- **WORK TO DO**: Copy every line from the one that holds "What does this" to the end of the records below, exactly and with nothing else, but without any pictures.

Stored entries
- - - -
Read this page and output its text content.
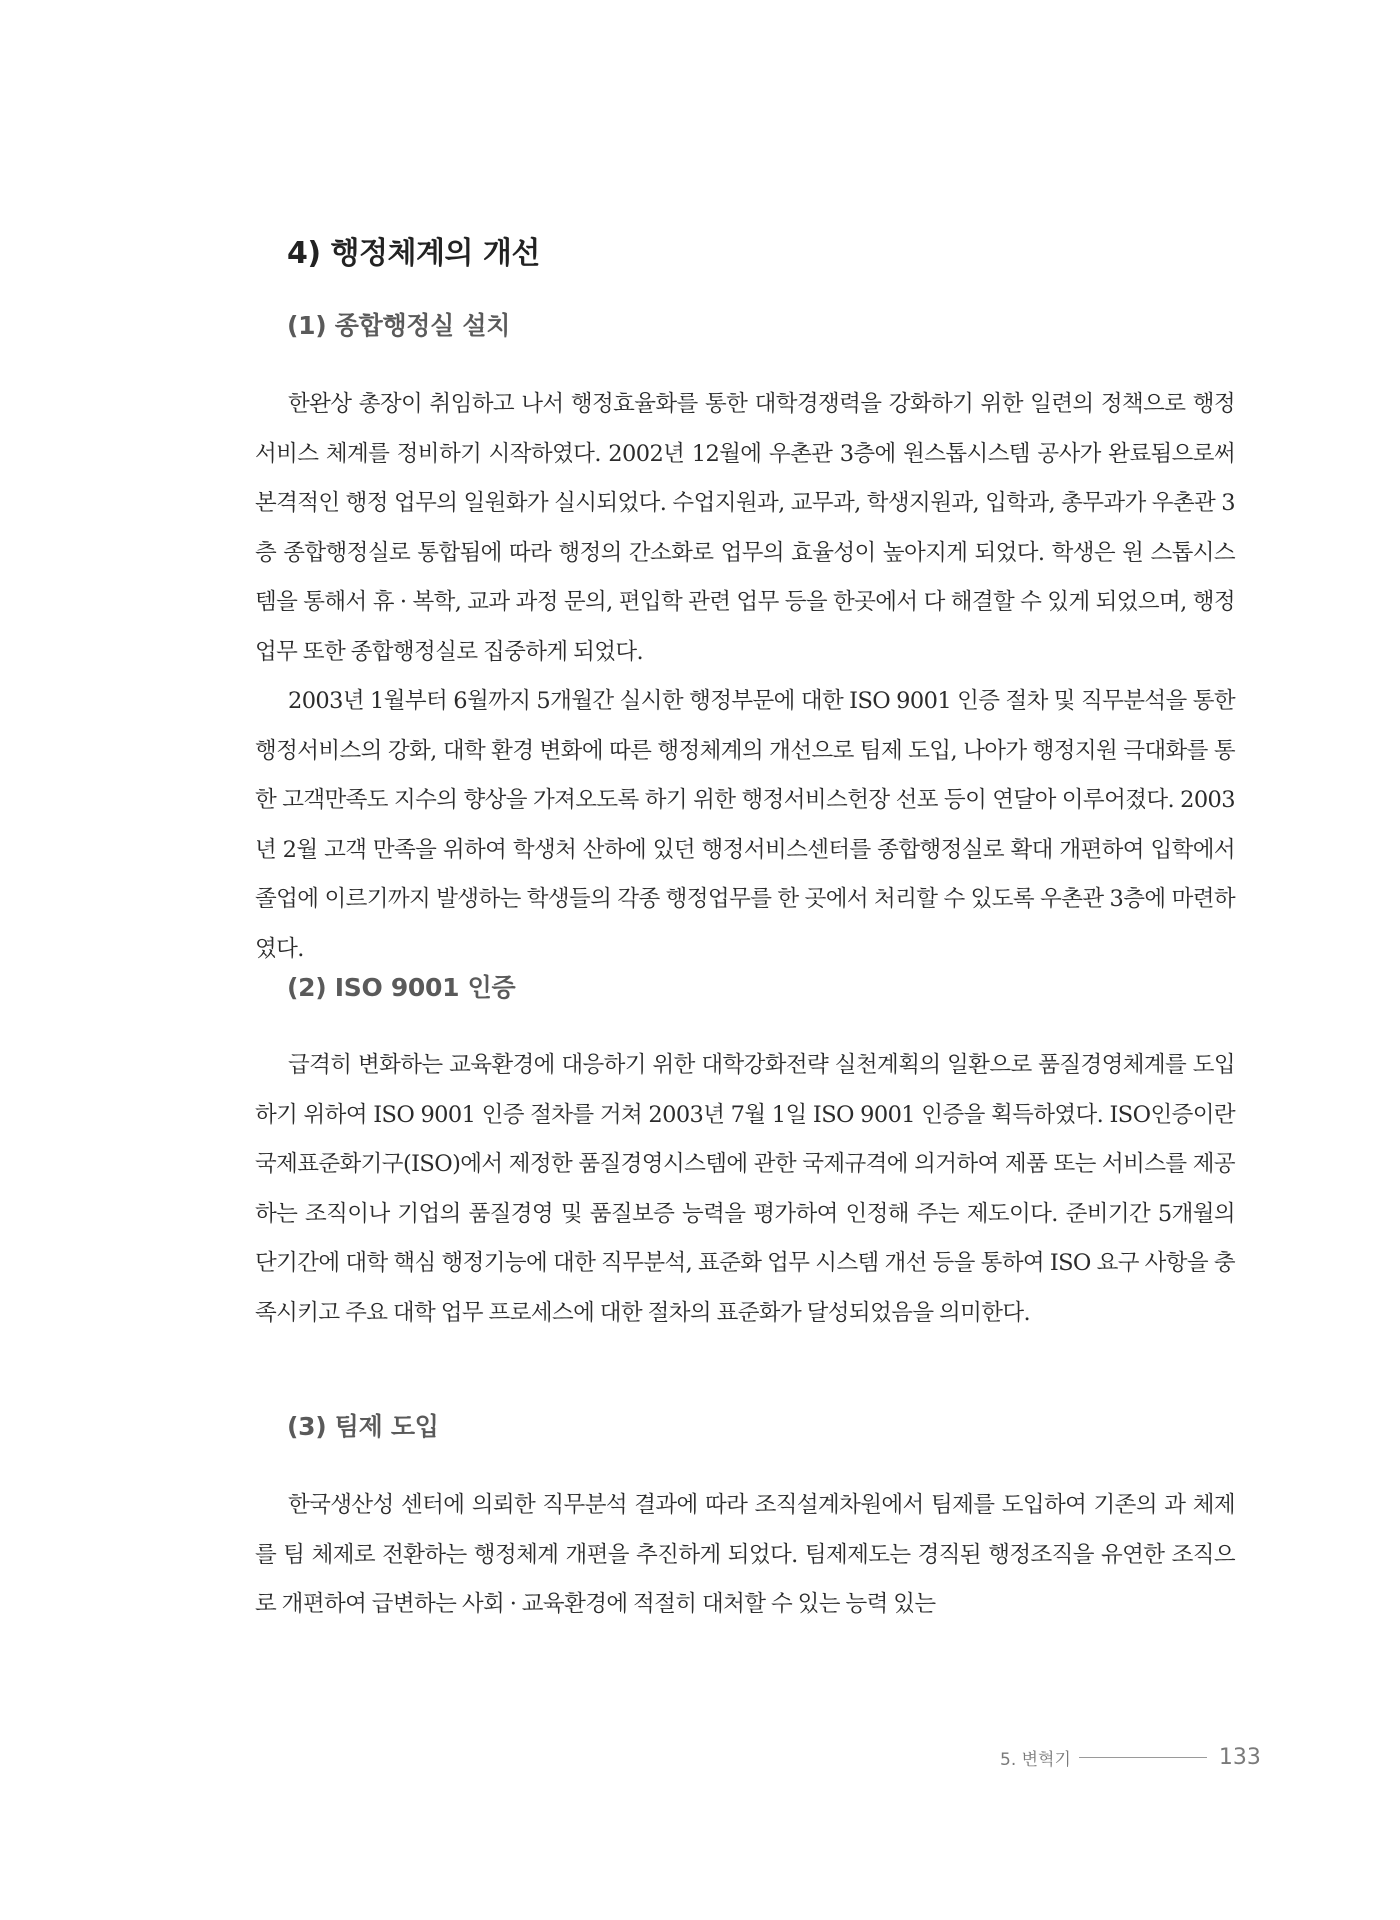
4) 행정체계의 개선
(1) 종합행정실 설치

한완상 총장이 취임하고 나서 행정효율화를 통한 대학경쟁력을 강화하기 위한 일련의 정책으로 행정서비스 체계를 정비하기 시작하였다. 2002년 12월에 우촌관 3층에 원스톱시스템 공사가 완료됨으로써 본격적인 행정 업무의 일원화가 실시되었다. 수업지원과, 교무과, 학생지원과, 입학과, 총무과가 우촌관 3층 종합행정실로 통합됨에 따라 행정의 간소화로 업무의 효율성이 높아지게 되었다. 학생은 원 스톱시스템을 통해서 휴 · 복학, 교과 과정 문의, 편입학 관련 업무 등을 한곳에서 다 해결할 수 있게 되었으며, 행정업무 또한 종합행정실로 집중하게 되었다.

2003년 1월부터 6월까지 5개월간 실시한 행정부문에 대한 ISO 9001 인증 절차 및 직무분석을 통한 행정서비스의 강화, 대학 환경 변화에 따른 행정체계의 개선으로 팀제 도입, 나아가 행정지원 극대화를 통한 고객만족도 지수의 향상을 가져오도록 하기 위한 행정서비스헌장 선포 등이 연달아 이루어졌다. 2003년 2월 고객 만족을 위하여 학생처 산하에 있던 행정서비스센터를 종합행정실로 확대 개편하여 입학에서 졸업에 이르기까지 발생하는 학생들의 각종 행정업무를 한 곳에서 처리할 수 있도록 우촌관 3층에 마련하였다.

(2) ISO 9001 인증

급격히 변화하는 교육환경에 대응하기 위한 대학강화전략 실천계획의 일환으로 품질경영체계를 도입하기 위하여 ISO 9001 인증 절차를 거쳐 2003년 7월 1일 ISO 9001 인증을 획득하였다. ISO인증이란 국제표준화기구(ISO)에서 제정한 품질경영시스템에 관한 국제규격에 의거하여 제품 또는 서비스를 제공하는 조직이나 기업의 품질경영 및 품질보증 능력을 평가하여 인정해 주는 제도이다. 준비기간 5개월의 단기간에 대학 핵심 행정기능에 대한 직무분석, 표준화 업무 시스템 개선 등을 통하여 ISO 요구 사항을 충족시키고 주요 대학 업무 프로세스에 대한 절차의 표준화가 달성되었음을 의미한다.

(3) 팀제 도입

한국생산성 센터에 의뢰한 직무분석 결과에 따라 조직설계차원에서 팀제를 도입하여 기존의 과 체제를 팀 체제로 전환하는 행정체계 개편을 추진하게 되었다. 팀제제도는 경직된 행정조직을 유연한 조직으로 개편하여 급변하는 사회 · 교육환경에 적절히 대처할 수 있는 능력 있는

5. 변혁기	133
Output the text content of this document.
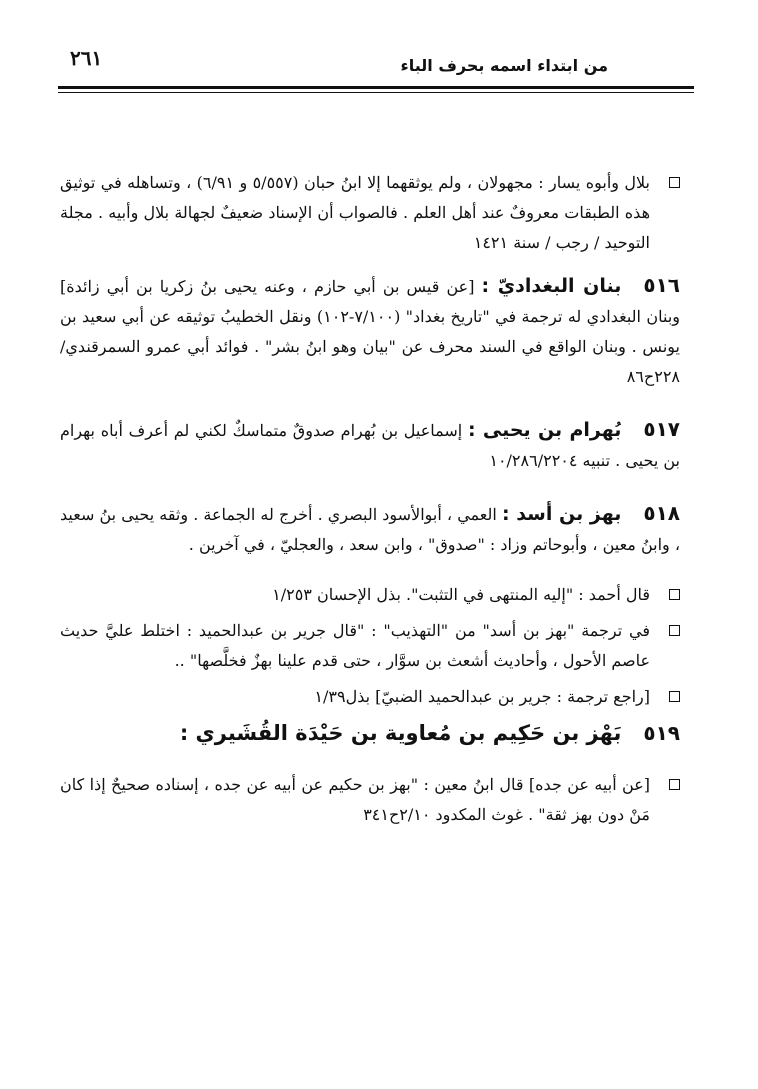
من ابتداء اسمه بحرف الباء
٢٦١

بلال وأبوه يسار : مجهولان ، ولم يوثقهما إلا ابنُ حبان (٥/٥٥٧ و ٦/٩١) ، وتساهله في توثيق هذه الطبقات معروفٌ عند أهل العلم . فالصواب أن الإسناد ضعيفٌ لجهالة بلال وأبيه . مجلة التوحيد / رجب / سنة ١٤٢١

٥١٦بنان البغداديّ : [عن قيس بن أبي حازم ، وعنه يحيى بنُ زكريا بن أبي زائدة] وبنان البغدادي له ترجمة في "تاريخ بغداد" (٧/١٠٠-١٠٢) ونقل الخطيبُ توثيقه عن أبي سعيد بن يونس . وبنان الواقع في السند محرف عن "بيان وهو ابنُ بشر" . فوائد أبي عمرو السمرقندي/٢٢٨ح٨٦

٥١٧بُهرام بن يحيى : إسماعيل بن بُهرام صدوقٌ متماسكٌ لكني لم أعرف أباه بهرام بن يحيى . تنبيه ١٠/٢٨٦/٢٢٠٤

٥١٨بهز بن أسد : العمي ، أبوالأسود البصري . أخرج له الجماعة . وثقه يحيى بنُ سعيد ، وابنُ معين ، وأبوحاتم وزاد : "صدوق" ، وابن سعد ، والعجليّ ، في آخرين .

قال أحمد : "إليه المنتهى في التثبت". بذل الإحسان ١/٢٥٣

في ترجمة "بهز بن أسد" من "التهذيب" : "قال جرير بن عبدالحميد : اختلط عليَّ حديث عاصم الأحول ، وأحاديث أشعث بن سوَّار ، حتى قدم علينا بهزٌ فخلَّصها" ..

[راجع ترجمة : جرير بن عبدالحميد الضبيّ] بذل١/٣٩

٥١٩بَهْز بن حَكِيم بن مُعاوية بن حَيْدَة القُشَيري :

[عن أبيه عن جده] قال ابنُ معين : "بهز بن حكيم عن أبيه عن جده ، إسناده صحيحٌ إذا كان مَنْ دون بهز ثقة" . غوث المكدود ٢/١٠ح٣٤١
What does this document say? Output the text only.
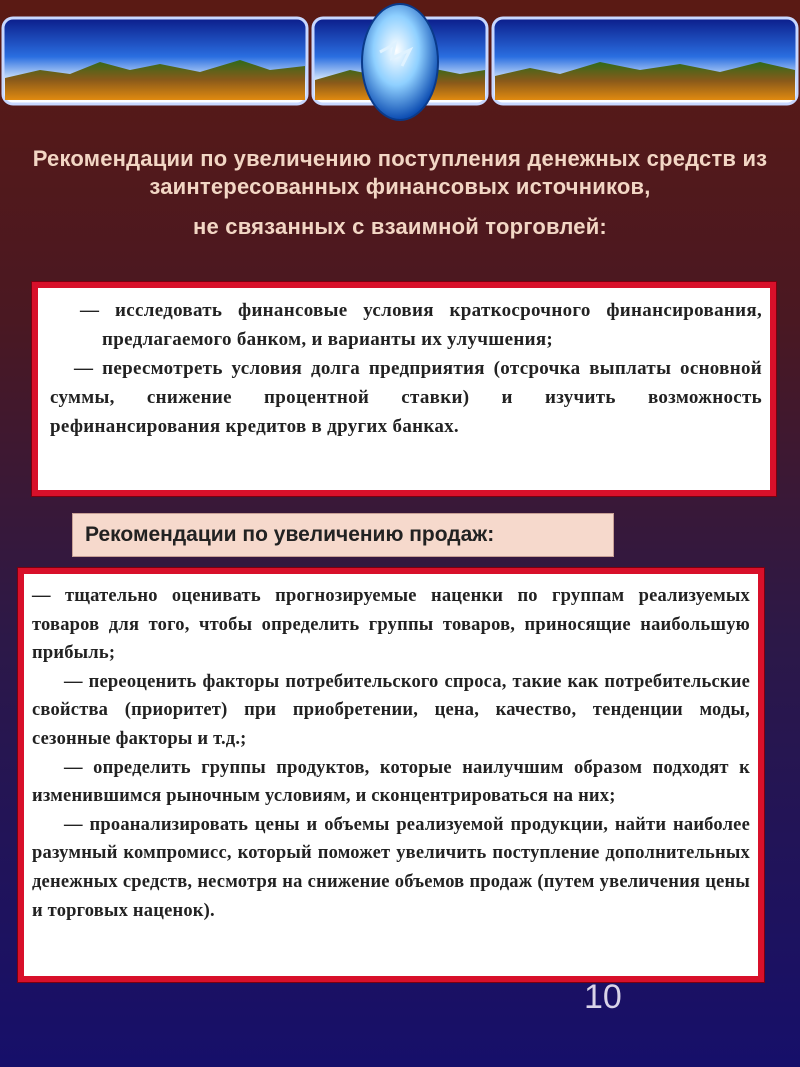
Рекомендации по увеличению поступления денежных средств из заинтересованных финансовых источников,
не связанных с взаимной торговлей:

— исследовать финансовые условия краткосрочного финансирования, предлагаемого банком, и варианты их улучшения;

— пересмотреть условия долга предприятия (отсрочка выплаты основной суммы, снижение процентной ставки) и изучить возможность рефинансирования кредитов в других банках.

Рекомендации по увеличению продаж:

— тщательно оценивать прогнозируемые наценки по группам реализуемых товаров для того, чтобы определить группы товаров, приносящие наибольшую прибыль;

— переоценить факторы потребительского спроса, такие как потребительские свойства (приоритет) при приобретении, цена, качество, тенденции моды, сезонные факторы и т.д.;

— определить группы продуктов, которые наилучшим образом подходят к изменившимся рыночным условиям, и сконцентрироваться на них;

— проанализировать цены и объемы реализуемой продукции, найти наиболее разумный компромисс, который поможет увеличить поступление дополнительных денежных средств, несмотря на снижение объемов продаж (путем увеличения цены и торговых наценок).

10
- - - -
- **CORRECT ANSWER**:
What does this document say? Output the text only.
Рекомендации по увеличению поступления денежных средств из заинтересованных финансовых источников,
не связанных с взаимной торговлей:

— исследовать финансовые условия краткосрочного финансирования, предлагаемого банком, и варианты их улучшения;

— пересмотреть условия долга предприятия (отсрочка выплаты основной суммы, снижение процентной ставки) и изучить возможность рефинансирования кредитов в других банках.

Рекомендации по увеличению продаж:

— тщательно оценивать прогнозируемые наценки по группам реализуемых товаров для того, чтобы определить группы товаров, приносящие наибольшую прибыль;

— переоценить факторы потребительского спроса, такие как потребительские свойства (приоритет) при приобретении, цена, качество, тенденции моды, сезонные факторы и т.д.;

— определить группы продуктов, которые наилучшим образом подходят к изменившимся рыночным условиям, и сконцентрироваться на них;

— проанализировать цены и объемы реализуемой продукции, найти наиболее разумный компромисс, который поможет увеличить поступление дополнительных денежных средств, несмотря на снижение объемов продаж (путем увеличения цены и торговых наценок).

10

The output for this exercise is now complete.